STATED GOAL
In the listing below, pick out lines with "JSON".
--- BEGIN EXERCISE INPUTS ---
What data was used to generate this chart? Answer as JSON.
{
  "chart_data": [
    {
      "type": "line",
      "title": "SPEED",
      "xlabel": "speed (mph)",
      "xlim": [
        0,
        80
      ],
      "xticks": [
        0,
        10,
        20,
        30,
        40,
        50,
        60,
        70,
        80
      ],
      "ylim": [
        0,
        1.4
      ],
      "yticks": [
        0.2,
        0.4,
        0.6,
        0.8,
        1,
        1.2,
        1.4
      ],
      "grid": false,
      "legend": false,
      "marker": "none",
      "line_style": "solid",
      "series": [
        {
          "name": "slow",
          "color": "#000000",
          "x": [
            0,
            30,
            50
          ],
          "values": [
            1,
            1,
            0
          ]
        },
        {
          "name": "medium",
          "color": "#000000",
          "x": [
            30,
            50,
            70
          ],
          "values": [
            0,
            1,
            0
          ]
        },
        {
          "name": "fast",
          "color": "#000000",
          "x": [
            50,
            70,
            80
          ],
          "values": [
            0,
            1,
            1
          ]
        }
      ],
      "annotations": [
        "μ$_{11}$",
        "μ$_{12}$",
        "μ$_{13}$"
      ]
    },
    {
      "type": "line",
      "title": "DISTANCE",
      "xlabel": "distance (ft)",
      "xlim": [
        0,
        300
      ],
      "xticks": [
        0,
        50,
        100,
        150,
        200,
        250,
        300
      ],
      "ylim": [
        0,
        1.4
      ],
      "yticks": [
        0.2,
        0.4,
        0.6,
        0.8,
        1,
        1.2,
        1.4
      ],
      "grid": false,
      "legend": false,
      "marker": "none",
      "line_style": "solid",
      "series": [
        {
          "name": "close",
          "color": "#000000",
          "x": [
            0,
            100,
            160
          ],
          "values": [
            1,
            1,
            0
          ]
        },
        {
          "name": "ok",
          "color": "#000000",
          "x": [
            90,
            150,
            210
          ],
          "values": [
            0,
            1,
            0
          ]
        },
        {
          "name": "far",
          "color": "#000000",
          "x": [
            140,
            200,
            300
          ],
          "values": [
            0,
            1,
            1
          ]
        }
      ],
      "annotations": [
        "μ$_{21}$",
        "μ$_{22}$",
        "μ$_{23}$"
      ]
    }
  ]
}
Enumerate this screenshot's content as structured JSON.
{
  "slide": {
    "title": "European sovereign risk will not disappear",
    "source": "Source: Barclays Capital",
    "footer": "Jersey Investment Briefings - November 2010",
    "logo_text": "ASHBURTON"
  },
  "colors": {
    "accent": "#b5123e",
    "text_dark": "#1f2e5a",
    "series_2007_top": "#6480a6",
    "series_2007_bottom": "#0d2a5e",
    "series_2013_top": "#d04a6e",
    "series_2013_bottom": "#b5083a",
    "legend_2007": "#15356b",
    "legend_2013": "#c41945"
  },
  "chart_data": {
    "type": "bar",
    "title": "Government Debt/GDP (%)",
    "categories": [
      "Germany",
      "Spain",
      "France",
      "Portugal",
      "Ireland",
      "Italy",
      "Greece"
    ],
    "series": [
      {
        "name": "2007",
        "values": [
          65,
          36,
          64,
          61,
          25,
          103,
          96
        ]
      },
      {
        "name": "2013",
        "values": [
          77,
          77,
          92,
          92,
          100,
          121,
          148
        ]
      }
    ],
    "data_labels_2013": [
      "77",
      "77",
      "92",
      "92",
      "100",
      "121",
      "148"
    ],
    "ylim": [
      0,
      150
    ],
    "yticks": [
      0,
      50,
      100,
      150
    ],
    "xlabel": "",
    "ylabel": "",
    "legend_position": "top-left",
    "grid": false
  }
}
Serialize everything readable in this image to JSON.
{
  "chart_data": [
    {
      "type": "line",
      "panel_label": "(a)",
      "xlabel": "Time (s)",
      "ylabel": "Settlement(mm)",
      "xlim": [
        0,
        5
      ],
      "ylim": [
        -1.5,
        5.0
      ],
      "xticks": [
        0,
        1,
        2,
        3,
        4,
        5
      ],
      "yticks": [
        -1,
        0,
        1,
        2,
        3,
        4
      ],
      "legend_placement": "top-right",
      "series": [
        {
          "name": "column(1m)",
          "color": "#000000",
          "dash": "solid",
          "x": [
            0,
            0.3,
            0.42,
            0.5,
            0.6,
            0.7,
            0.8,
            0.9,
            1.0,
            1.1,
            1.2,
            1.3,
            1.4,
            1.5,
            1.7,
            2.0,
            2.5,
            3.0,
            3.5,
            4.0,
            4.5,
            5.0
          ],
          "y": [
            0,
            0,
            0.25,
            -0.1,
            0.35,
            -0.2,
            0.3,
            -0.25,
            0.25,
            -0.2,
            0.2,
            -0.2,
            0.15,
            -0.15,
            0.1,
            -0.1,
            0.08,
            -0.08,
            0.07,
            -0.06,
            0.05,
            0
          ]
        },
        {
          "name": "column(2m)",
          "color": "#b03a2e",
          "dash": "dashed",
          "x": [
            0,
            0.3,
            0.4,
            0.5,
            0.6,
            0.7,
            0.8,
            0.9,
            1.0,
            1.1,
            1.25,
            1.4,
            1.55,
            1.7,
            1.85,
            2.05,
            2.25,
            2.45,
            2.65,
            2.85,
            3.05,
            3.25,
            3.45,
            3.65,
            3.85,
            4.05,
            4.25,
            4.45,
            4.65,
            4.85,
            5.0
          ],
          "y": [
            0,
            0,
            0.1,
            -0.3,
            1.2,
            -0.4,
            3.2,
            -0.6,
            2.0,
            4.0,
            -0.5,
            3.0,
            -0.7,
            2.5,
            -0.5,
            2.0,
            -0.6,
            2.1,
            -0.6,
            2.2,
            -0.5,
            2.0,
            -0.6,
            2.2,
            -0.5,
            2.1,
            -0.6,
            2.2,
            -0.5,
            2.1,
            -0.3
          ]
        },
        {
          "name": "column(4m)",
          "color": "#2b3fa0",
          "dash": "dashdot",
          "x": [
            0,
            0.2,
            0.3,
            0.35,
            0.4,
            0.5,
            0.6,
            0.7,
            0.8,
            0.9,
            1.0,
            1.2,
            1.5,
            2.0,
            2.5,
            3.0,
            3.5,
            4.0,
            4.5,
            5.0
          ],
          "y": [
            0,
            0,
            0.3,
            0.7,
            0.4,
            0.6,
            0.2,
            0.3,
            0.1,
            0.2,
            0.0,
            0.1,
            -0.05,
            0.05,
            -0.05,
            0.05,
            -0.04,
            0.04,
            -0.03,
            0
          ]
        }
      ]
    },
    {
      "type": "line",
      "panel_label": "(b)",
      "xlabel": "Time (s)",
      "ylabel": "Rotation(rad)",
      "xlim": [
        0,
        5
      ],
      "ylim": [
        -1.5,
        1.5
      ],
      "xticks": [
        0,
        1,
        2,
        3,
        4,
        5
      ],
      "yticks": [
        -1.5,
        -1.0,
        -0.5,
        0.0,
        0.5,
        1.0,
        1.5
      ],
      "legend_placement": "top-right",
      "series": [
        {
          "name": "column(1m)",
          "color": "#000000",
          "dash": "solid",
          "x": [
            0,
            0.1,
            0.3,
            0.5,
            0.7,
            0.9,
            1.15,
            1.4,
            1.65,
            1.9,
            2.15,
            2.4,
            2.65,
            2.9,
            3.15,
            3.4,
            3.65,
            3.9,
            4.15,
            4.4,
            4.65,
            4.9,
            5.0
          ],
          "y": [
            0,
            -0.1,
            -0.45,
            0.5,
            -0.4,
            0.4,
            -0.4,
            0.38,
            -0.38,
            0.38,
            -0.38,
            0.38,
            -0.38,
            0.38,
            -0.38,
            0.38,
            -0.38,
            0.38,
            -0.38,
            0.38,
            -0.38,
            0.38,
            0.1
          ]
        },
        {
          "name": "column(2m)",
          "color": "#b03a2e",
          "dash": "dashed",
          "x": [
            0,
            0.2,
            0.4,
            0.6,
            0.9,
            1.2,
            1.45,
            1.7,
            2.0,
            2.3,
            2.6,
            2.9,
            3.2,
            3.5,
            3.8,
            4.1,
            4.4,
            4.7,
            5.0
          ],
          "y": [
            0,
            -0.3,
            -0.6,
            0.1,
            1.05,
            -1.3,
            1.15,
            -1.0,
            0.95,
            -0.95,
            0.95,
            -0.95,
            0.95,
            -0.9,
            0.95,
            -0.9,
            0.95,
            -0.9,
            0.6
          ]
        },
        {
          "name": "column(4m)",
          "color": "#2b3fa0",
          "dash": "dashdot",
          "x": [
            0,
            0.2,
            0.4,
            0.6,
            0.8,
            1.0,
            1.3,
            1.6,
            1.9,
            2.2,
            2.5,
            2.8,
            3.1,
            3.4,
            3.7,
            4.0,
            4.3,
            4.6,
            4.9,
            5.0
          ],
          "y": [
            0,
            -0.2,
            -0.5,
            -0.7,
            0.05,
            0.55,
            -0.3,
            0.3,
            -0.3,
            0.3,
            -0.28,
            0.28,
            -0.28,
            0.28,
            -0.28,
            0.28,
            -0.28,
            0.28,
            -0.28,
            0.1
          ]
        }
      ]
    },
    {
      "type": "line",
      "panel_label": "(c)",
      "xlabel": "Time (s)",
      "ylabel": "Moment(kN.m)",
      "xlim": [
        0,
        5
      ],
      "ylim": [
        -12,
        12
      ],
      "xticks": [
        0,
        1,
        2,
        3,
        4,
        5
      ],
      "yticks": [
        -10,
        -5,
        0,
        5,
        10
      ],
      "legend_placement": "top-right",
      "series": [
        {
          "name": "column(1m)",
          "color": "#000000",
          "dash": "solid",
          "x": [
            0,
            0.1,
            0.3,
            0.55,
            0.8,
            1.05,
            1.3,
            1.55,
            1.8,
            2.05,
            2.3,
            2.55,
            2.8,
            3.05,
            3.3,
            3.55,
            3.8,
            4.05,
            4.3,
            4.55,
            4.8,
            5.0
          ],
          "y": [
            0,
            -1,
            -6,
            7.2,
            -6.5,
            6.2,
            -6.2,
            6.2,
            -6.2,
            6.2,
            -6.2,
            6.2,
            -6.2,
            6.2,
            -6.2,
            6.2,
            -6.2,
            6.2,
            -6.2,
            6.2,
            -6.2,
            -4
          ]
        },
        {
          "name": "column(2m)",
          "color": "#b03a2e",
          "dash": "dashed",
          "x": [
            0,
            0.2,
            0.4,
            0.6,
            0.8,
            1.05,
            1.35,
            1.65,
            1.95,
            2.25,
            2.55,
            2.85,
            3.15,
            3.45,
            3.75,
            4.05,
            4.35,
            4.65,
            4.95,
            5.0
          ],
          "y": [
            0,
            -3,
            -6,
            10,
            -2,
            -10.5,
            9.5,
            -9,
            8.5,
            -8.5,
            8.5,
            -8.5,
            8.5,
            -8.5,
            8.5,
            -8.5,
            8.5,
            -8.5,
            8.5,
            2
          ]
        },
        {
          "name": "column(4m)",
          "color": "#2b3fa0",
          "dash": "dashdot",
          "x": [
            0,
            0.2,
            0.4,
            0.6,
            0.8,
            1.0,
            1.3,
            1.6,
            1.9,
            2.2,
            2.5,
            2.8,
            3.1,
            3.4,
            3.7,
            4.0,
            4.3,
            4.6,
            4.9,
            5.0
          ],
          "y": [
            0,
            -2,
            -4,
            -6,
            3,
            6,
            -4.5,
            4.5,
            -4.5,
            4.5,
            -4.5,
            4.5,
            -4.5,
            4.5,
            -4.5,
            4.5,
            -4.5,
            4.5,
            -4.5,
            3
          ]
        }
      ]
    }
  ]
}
--- END EXERCISE INPUTS ---
EXERCISE RESPONSE
What data was used to generate this chart? Answer as JSON.
Enumerate this screenshot's content as structured JSON.
Serialize everything readable in this image to JSON.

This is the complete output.